* **EXERCISE**
Copy every line from the data below in which the string "المي" can be found.

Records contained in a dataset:
++++++++++++++++++++

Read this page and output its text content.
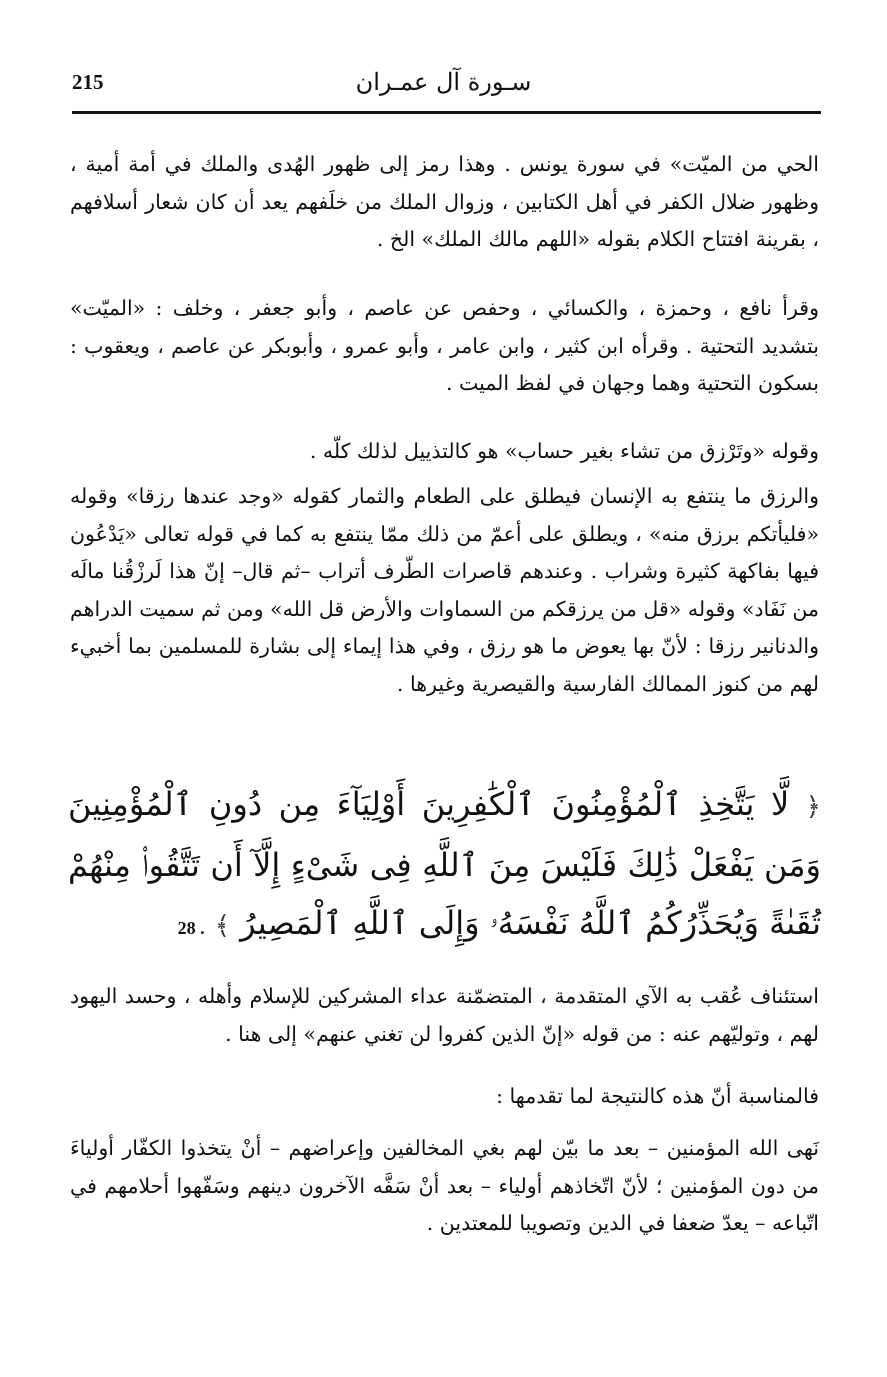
215	سـورة آل عمـران

الحي من الميّت» في سورة يونس . وهذا رمز إلى ظهور الهُدى والملك في أمة أمية ، وظهور ضلال الكفر في أهل الكتابين ، وزوال الملك من خلَفهم يعد أن كان شعار أسلافهم ، بقرينة افتتاح الكلام بقوله «اللهم مالك الملك» الخ .

وقرأ نافع ، وحمزة ، والكسائي ، وحفص عن عاصم ، وأبو جعفر ، وخلف : «الميّت» بتشديد التحتية . وقرأه ابن كثير ، وابن عامر ، وأبو عمرو ، وأبوبكر عن عاصم ، ويعقوب : بسكون التحتية وهما وجهان في لفظ الميت .

وقوله «وتَرْزق من تشاء بغير حساب» هو كالتذييل لذلك كلّه .

والرزق ما ينتفع به الإنسان فيطلق على الطعام والثمار كقوله «وجد عندها رزقا» وقوله «فليأتكم برزق منه» ، ويطلق على أعمّ من ذلك ممّا ينتفع به كما في قوله تعالى «يَدْعُون فيها بفاكهة كثيرة وشراب . وعندهم قاصرات الطّرف أتراب –ثم قال– إنّ هذا لَرزْقُنا مالَه من نَفَاد» وقوله «قل من يرزقكم من السماوات والأرض قل الله» ومن ثم سميت الدراهم والدنانير رزقا : لأنّ بها يعوض ما هو رزق ، وفي هذا إيماء إلى بشارة للمسلمين بما أخبيء لهم من كنوز الممالك الفارسية والقيصرية وغيرها .

﴿ لَّا يَتَّخِذِ ٱلْمُؤْمِنُونَ ٱلْكَٰفِرِينَ أَوْلِيَآءَ مِن دُونِ ٱلْمُؤْمِنِينَ وَمَن يَفْعَلْ ذَٰلِكَ فَلَيْسَ مِنَ ٱللَّهِ فِى شَىْءٍ إِلَّآ أَن تَتَّقُوا۟ مِنْهُمْ تُقَىٰةً وَيُحَذِّرُكُمُ ٱللَّهُ نَفْسَهُۥ وَإِلَى ٱللَّهِ ٱلْمَصِيرُ ﴾ . 28

استئناف عُقب به الآي المتقدمة ، المتضمّنة عداء المشركين للإسلام وأهله ، وحسد اليهود لهم ، وتوليّهم عنه : من قوله «إنّ الذين كفروا لن تغني عنهم» إلى هنا .

فالمناسبة أنّ هذه كالنتيجة لما تقدمها :

نَهى الله المؤمنين – بعد ما بيّن لهم بغي المخالفين وإعراضهم – أنْ يتخذوا الكفّار أولياءَ من دون المؤمنين ؛ لأنّ اتّخاذهم أولياء – بعد أنْ سَفَّه الآخرون دينهم وسَفّهوا أحلامهم في اتّباعه – يعدّ ضعفا في الدين وتصويبا للمعتدين .
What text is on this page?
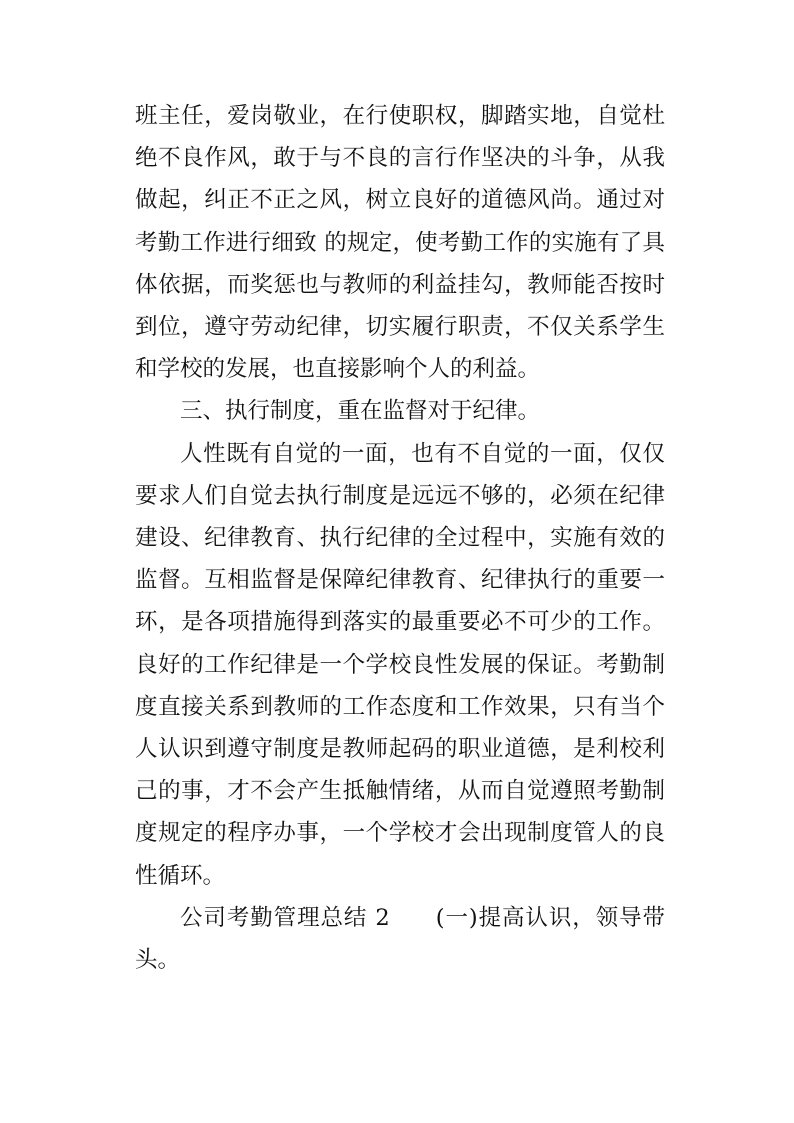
班主任，爱岗敬业，在行使职权，脚踏实地，自觉杜绝不良作风，敢于与不良的言行作坚决的斗争，从我做起，纠正不正之风，树立良好的道德风尚。通过对考勤工作进行细致 的规定，使考勤工作的实施有了具体依据，而奖惩也与教师的利益挂勾，教师能否按时到位，遵守劳动纪律，切实履行职责，不仅关系学生和学校的发展，也直接影响个人的利益。

三、执行制度，重在监督对于纪律。

人性既有自觉的一面，也有不自觉的一面，仅仅要求人们自觉去执行制度是远远不够的，必须在纪律建设、纪律教育、执行纪律的全过程中，实施有效的监督。互相监督是保障纪律教育、纪律执行的重要一环，是各项措施得到落实的最重要必不可少的工作。良好的工作纪律是一个学校良性发展的保证。考勤制度直接关系到教师的工作态度和工作效果，只有当个人认识到遵守制度是教师起码的职业道德，是利校利己的事，才不会产生抵触情绪，从而自觉遵照考勤制度规定的程序办事，一个学校才会出现制度管人的良性循环。

公司考勤管理总结 2 (一)提高认识，领导带头。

++++++++++++++++++++

* **SOLUTION TO THIS PROBLEM**
الحي من الميّت» في سورة يونس . وهذا رمز إلى ظهور الهُدى والملك في أمة أمية ، وظهور ضلال الكفر في أهل الكتابين ، وزوال الملك من خلَفهم يعد أن كان شعار أسلافهم ، بقرينة افتتاح الكلام بقوله «اللهم مالك الملك» الخ .
وقرأ نافع ، وحمزة ، والكسائي ، وحفص عن عاصم ، وأبو جعفر ، وخلف : «الميّت» بتشديد التحتية . وقرأه ابن كثير ، وابن عامر ، وأبو عمرو ، وأبوبكر عن عاصم ، ويعقوب : بسكون التحتية وهما وجهان في لفظ الميت .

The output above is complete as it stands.